:: Verilen Metin ::

+ + + +

14 Eylül 2006 Perşembe

Sobeli-Yorum ' muş, Yaptık bakalım


Züleyla'dan bize pas, ve aşağıda bizim yorumlarımız.

Not: Bu ne ki diyenlere açıklama yine züleyla'dan. linkteki makalenin yorumlarının en altında.


SORU 1 : Düşmanların saldırdığı bir köydesiniz; bütün köy halkı sizin evinizin altındaki sığınağa saklandı. Düşman askerleri evinize girdiler ve sığınağınızın üstünde geziyorlar. Düşmanların çok acımasız olduğunu duydunuz; daha önce bastıkları köylerde herkesi öldürmüşler. Birden altı aylık bebeğiniz ağlamaya başlıyor. Çocuğun ağlamasını kesebilmek için ağzını ve burnunu kapattınız. Ancak bu işe devam edecek olursanız çocuk ölecek. Eğer çocuk ağlayacak olursa sığınağın yeri keşfedilecek siz ve tüm köyün halkı öldürülecek. Bu durumda ne yaparsınız? Çocuğunuzu boğar mısınız, yoksa tüm köy halkının bulunmasına göz yumar mısınız?

 

Aslında meritokrasi ama... bizim çocuğumuz nasıl bir eğitim görecek, tüm köyü ya da belki memleketi güzelleştirebilecek mi, ya da köy halkından mı böyle biri çıkabilir... bilemem. O zaman istatistik bilimine güvenmek lazım.

+ + + +

:: Verilen Veriler ::
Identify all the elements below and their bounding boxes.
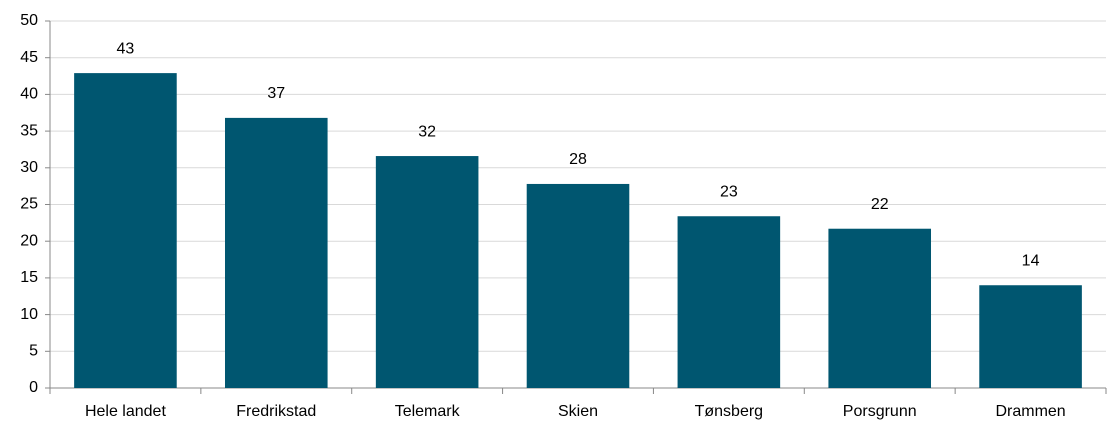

+ + + +

:: Verilen Alıştırma A ::
Verilen metinde "Aslında meritokrasi ama..." sözleriyle başlayıp "bilimine güvenmek lazım." sözlerine kadar süren bölümü hiçbir değişiklik yapmadan yazınız.
:: Verilen Alıştırma B ::
Verilen metindeki soruda bebek kaç aylıktır?

:: Tam Çıktı A ::
Aslında meritokrasi ama... bizim çocuğumuz nasıl bir eğitim görecek, tüm köyü ya da belki memleketi güzelleştirebilecek mi, ya da köy halkından mı böyle biri çıkabilir... bilemem. O zaman istatistik bilimine güvenmek lazım.

:: Tam Çıktı B ::
Altı aylıktır.